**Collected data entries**
....................
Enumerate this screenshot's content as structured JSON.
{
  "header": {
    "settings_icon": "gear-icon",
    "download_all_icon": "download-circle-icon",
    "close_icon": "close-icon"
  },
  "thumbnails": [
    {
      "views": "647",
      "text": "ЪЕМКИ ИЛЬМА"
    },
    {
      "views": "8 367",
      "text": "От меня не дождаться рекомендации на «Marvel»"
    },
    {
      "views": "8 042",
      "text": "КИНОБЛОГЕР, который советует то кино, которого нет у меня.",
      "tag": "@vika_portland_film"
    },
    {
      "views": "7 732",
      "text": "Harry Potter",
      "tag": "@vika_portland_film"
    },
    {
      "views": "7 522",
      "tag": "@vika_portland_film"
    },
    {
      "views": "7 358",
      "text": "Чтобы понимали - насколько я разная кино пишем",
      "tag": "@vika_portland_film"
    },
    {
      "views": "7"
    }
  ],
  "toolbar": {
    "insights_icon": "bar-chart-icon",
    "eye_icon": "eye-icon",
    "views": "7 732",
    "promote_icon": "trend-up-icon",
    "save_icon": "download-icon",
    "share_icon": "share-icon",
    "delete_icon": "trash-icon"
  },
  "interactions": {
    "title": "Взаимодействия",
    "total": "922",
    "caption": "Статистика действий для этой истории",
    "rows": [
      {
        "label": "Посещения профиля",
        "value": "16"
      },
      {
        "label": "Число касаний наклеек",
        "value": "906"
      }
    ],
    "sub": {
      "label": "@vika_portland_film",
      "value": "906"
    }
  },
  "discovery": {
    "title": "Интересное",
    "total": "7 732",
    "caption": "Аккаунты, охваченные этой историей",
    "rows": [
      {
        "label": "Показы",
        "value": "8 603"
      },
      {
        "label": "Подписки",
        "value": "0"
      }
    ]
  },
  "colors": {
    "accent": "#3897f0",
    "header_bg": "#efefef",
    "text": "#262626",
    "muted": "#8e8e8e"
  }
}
....................
**AIM**
From the records above, extract each line exactly as shown.

**THE REPLY**
Enumerate this screenshot's content as structured JSON.
{
  "header": {
    "settings_icon": "gear-icon",
    "download_all_icon": "download-circle-icon",
    "close_icon": "close-icon"
  },
  "thumbnails": [
    {
      "views": "647",
      "text": "ЪЕМКИ ИЛЬМА"
    },
    {
      "views": "8 367",
      "text": "От меня не дождаться рекомендации на «Marvel»"
    },
    {
      "views": "8 042",
      "text": "КИНОБЛОГЕР, который советует то кино, которого нет у меня.",
      "tag": "@vika_portland_film"
    },
    {
      "views": "7 732",
      "text": "Harry Potter",
      "tag": "@vika_portland_film"
    },
    {
      "views": "7 522",
      "tag": "@vika_portland_film"
    },
    {
      "views": "7 358",
      "text": "Чтобы понимали - насколько я разная кино пишем",
      "tag": "@vika_portland_film"
    },
    {
      "views": "7"
    }
  ],
  "toolbar": {
    "insights_icon": "bar-chart-icon",
    "eye_icon": "eye-icon",
    "views": "7 732",
    "promote_icon": "trend-up-icon",
    "save_icon": "download-icon",
    "share_icon": "share-icon",
    "delete_icon": "trash-icon"
  },
  "interactions": {
    "title": "Взаимодействия",
    "total": "922",
    "caption": "Статистика действий для этой истории",
    "rows": [
      {
        "label": "Посещения профиля",
        "value": "16"
      },
      {
        "label": "Число касаний наклеек",
        "value": "906"
      }
    ],
    "sub": {
      "label": "@vika_portland_film",
      "value": "906"
    }
  },
  "discovery": {
    "title": "Интересное",
    "total": "7 732",
    "caption": "Аккаунты, охваченные этой историей",
    "rows": [
      {
        "label": "Показы",
        "value": "8 603"
      },
      {
        "label": "Подписки",
        "value": "0"
      }
    ]
  },
  "colors": {
    "accent": "#3897f0",
    "header_bg": "#efefef",
    "text": "#262626",
    "muted": "#8e8e8e"
  }
}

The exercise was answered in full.